What the exercise asks: Return the entries below verbatim. Pictures stay out.

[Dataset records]
◇ ◇ ◇ ◇ ◇

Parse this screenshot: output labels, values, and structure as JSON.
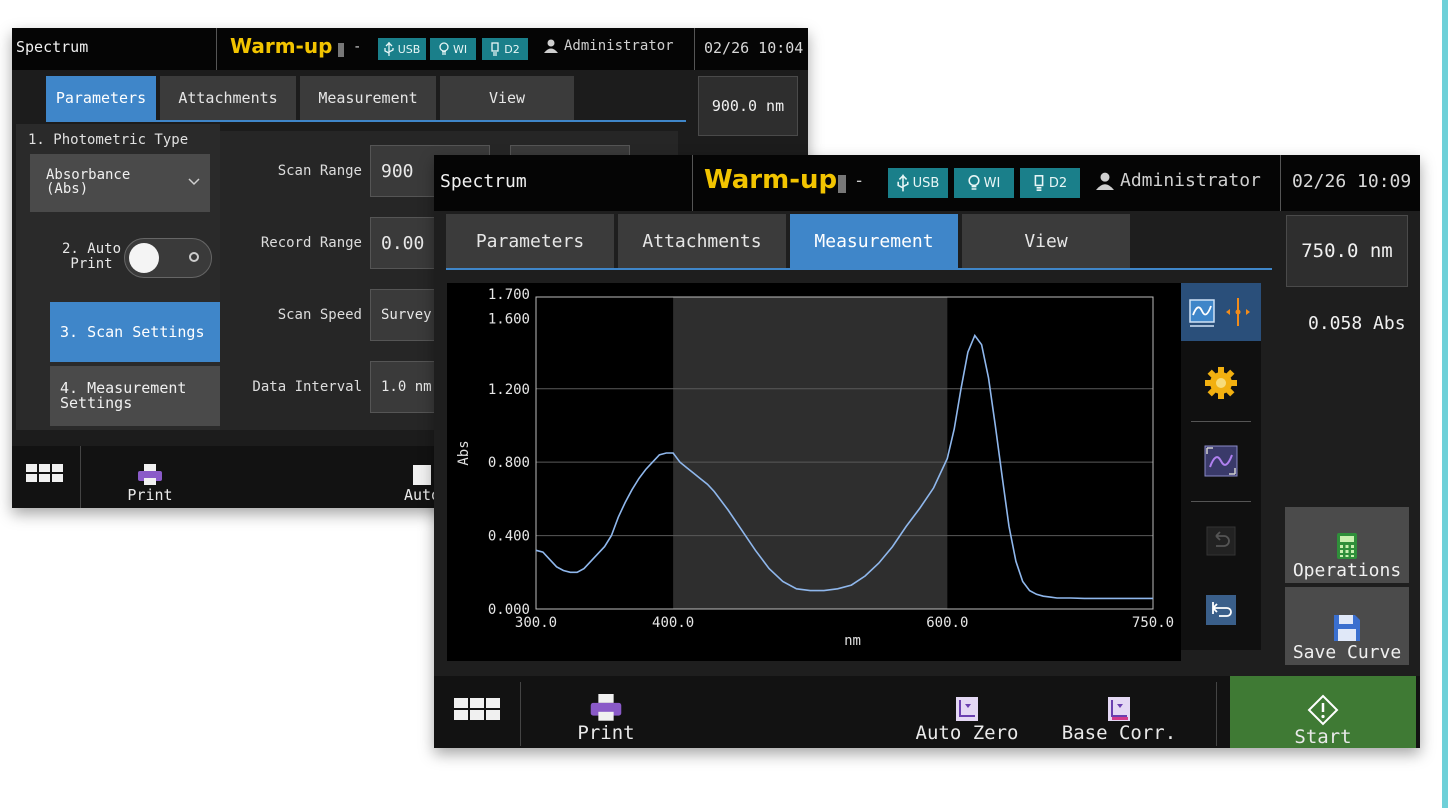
{
  "back_screen": {
    "header": {
      "title": "Spectrum",
      "status": "Warm-up",
      "lamp_value": "-",
      "badges": [
        "USB",
        "WI",
        "D2"
      ],
      "user": "Administrator",
      "clock": "02/26 10:04"
    },
    "tabs": [
      {
        "label": "Parameters",
        "active": true
      },
      {
        "label": "Attachments",
        "active": false
      },
      {
        "label": "Measurement",
        "active": false
      },
      {
        "label": "View",
        "active": false
      }
    ],
    "wavelength_readout": "900.0 nm",
    "sidebar": {
      "photometric_label": "1. Photometric Type",
      "photometric_value_line1": "Absorbance",
      "photometric_value_line2": "(Abs)",
      "auto_print_line1": "2. Auto",
      "auto_print_line2": "Print",
      "scan_settings": "3. Scan Settings",
      "measurement_settings_line1": "4. Measurement",
      "measurement_settings_line2": "Settings"
    },
    "params": [
      {
        "label": "Scan Range",
        "value": "900"
      },
      {
        "label": "Record Range",
        "value": "0.00"
      },
      {
        "label": "Scan Speed",
        "value": "Survey"
      },
      {
        "label": "Data Interval",
        "value": "1.0 nm"
      }
    ],
    "footer": {
      "print": "Print",
      "auto_partial": "Auto"
    }
  },
  "front_screen": {
    "header": {
      "title": "Spectrum",
      "status": "Warm-up",
      "lamp_value": "-",
      "badges": [
        "USB",
        "WI",
        "D2"
      ],
      "user": "Administrator",
      "clock": "02/26 10:09"
    },
    "tabs": [
      {
        "label": "Parameters",
        "active": false
      },
      {
        "label": "Attachments",
        "active": false
      },
      {
        "label": "Measurement",
        "active": true
      },
      {
        "label": "View",
        "active": false
      }
    ],
    "wavelength_readout": "750.0 nm",
    "abs_readout": "0.058 Abs",
    "operations": "Operations",
    "save_curve": "Save Curve",
    "footer": {
      "print": "Print",
      "auto_zero": "Auto Zero",
      "base_corr": "Base Corr.",
      "start": "Start"
    }
  },
  "colors": {
    "accent": "#3f86c9",
    "warmup": "#f2c400",
    "badge": "#1a7f8a",
    "start": "#3f7a34",
    "curve": "#8fb7ec"
  },
  "icons": [
    "grid-menu-icon",
    "printer-icon",
    "auto-zero-icon",
    "base-correction-icon",
    "start-diamond-icon",
    "calculator-icon",
    "floppy-disk-icon",
    "gear-icon",
    "zoom-fit-icon",
    "undo-icon",
    "reset-icon",
    "spectrum-cursor-icon",
    "usb-icon",
    "lamp-icon",
    "user-icon"
  ],
  "chart_data": {
    "type": "line",
    "title": "",
    "xlabel": "nm",
    "ylabel": "Abs",
    "xlim": [
      300,
      750
    ],
    "ylim": [
      0,
      1.7
    ],
    "x_ticks": [
      "300.0",
      "400.0",
      "600.0",
      "750.0"
    ],
    "x_tick_values": [
      300,
      400,
      600,
      750
    ],
    "y_ticks": [
      "0.000",
      "0.400",
      "0.800",
      "1.200",
      "1.600",
      "1.700"
    ],
    "y_tick_values": [
      0,
      0.4,
      0.8,
      1.2,
      1.6,
      1.7
    ],
    "highlight_range": [
      400,
      600
    ],
    "series": [
      {
        "x": [
          300,
          305,
          310,
          315,
          320,
          325,
          330,
          335,
          340,
          345,
          350,
          355,
          360,
          365,
          370,
          375,
          380,
          385,
          390,
          395,
          400,
          405,
          410,
          415,
          420,
          425,
          430,
          440,
          450,
          460,
          470,
          480,
          490,
          500,
          510,
          520,
          530,
          540,
          550,
          560,
          570,
          580,
          590,
          600,
          605,
          610,
          615,
          620,
          625,
          630,
          635,
          640,
          645,
          650,
          655,
          660,
          665,
          670,
          675,
          680,
          690,
          700,
          720,
          750
        ],
        "y": [
          0.32,
          0.31,
          0.27,
          0.23,
          0.21,
          0.2,
          0.2,
          0.22,
          0.26,
          0.3,
          0.34,
          0.4,
          0.5,
          0.58,
          0.65,
          0.71,
          0.76,
          0.8,
          0.84,
          0.85,
          0.85,
          0.8,
          0.77,
          0.74,
          0.71,
          0.68,
          0.64,
          0.54,
          0.43,
          0.32,
          0.22,
          0.15,
          0.11,
          0.1,
          0.1,
          0.11,
          0.13,
          0.18,
          0.25,
          0.34,
          0.45,
          0.55,
          0.66,
          0.82,
          0.98,
          1.2,
          1.4,
          1.49,
          1.44,
          1.26,
          1.0,
          0.72,
          0.45,
          0.26,
          0.15,
          0.1,
          0.08,
          0.07,
          0.065,
          0.06,
          0.06,
          0.058,
          0.058,
          0.058
        ]
      }
    ]
  }
}
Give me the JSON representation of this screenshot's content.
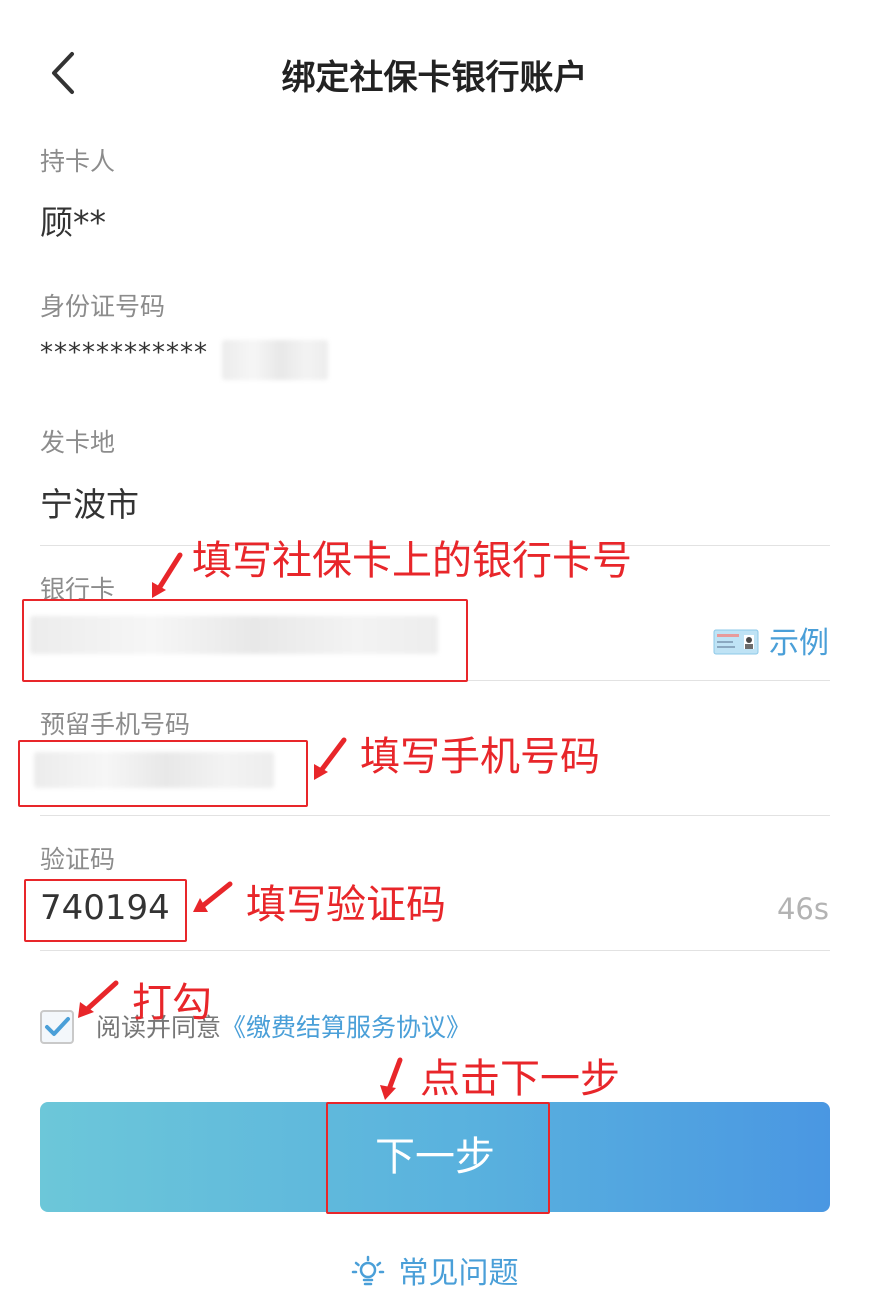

◇ ◇ ◇ ◇ ◇

Response:
Parse this screenshot: output labels, values, and structure as JSON.
{
  "back_screen": {
    "header": {
      "title": "Spectrum",
      "status": "Warm-up",
      "lamp_value": "-",
      "badges": [
        "USB",
        "WI",
        "D2"
      ],
      "user": "Administrator",
      "clock": "02/26 10:04"
    },
    "tabs": [
      {
        "label": "Parameters",
        "active": true
      },
      {
        "label": "Attachments",
        "active": false
      },
      {
        "label": "Measurement",
        "active": false
      },
      {
        "label": "View",
        "active": false
      }
    ],
    "wavelength_readout": "900.0 nm",
    "sidebar": {
      "photometric_label": "1. Photometric Type",
      "photometric_value_line1": "Absorbance",
      "photometric_value_line2": "(Abs)",
      "auto_print_line1": "2. Auto",
      "auto_print_line2": "Print",
      "scan_settings": "3. Scan Settings",
      "measurement_settings_line1": "4. Measurement",
      "measurement_settings_line2": "Settings"
    },
    "params": [
      {
        "label": "Scan Range",
        "value": "900"
      },
      {
        "label": "Record Range",
        "value": "0.00"
      },
      {
        "label": "Scan Speed",
        "value": "Survey"
      },
      {
        "label": "Data Interval",
        "value": "1.0 nm"
      }
    ],
    "footer": {
      "print": "Print",
      "auto_partial": "Auto"
    }
  },
  "front_screen": {
    "header": {
      "title": "Spectrum",
      "status": "Warm-up",
      "lamp_value": "-",
      "badges": [
        "USB",
        "WI",
        "D2"
      ],
      "user": "Administrator",
      "clock": "02/26 10:09"
    },
    "tabs": [
      {
        "label": "Parameters",
        "active": false
      },
      {
        "label": "Attachments",
        "active": false
      },
      {
        "label": "Measurement",
        "active": true
      },
      {
        "label": "View",
        "active": false
      }
    ],
    "wavelength_readout": "750.0 nm",
    "abs_readout": "0.058 Abs",
    "operations": "Operations",
    "save_curve": "Save Curve",
    "footer": {
      "print": "Print",
      "auto_zero": "Auto Zero",
      "base_corr": "Base Corr.",
      "start": "Start"
    }
  },
  "colors": {
    "accent": "#3f86c9",
    "warmup": "#f2c400",
    "badge": "#1a7f8a",
    "start": "#3f7a34",
    "curve": "#8fb7ec"
  },
  "icons": [
    "grid-menu-icon",
    "printer-icon",
    "auto-zero-icon",
    "base-correction-icon",
    "start-diamond-icon",
    "calculator-icon",
    "floppy-disk-icon",
    "gear-icon",
    "zoom-fit-icon",
    "undo-icon",
    "reset-icon",
    "spectrum-cursor-icon",
    "usb-icon",
    "lamp-icon",
    "user-icon"
  ],
  "chart_data": {
    "type": "line",
    "title": "",
    "xlabel": "nm",
    "ylabel": "Abs",
    "xlim": [
      300,
      750
    ],
    "ylim": [
      0,
      1.7
    ],
    "x_ticks": [
      "300.0",
      "400.0",
      "600.0",
      "750.0"
    ],
    "x_tick_values": [
      300,
      400,
      600,
      750
    ],
    "y_ticks": [
      "0.000",
      "0.400",
      "0.800",
      "1.200",
      "1.600",
      "1.700"
    ],
    "y_tick_values": [
      0,
      0.4,
      0.8,
      1.2,
      1.6,
      1.7
    ],
    "highlight_range": [
      400,
      600
    ],
    "series": [
      {
        "x": [
          300,
          305,
          310,
          315,
          320,
          325,
          330,
          335,
          340,
          345,
          350,
          355,
          360,
          365,
          370,
          375,
          380,
          385,
          390,
          395,
          400,
          405,
          410,
          415,
          420,
          425,
          430,
          440,
          450,
          460,
          470,
          480,
          490,
          500,
          510,
          520,
          530,
          540,
          550,
          560,
          570,
          580,
          590,
          600,
          605,
          610,
          615,
          620,
          625,
          630,
          635,
          640,
          645,
          650,
          655,
          660,
          665,
          670,
          675,
          680,
          690,
          700,
          720,
          750
        ],
        "y": [
          0.32,
          0.31,
          0.27,
          0.23,
          0.21,
          0.2,
          0.2,
          0.22,
          0.26,
          0.3,
          0.34,
          0.4,
          0.5,
          0.58,
          0.65,
          0.71,
          0.76,
          0.8,
          0.84,
          0.85,
          0.85,
          0.8,
          0.77,
          0.74,
          0.71,
          0.68,
          0.64,
          0.54,
          0.43,
          0.32,
          0.22,
          0.15,
          0.11,
          0.1,
          0.1,
          0.11,
          0.13,
          0.18,
          0.25,
          0.34,
          0.45,
          0.55,
          0.66,
          0.82,
          0.98,
          1.2,
          1.4,
          1.49,
          1.44,
          1.26,
          1.0,
          0.72,
          0.45,
          0.26,
          0.15,
          0.1,
          0.08,
          0.07,
          0.065,
          0.06,
          0.06,
          0.058,
          0.058,
          0.058
        ]
      }
    ]
  }
}
Give me the JSON representation of this screenshot's content.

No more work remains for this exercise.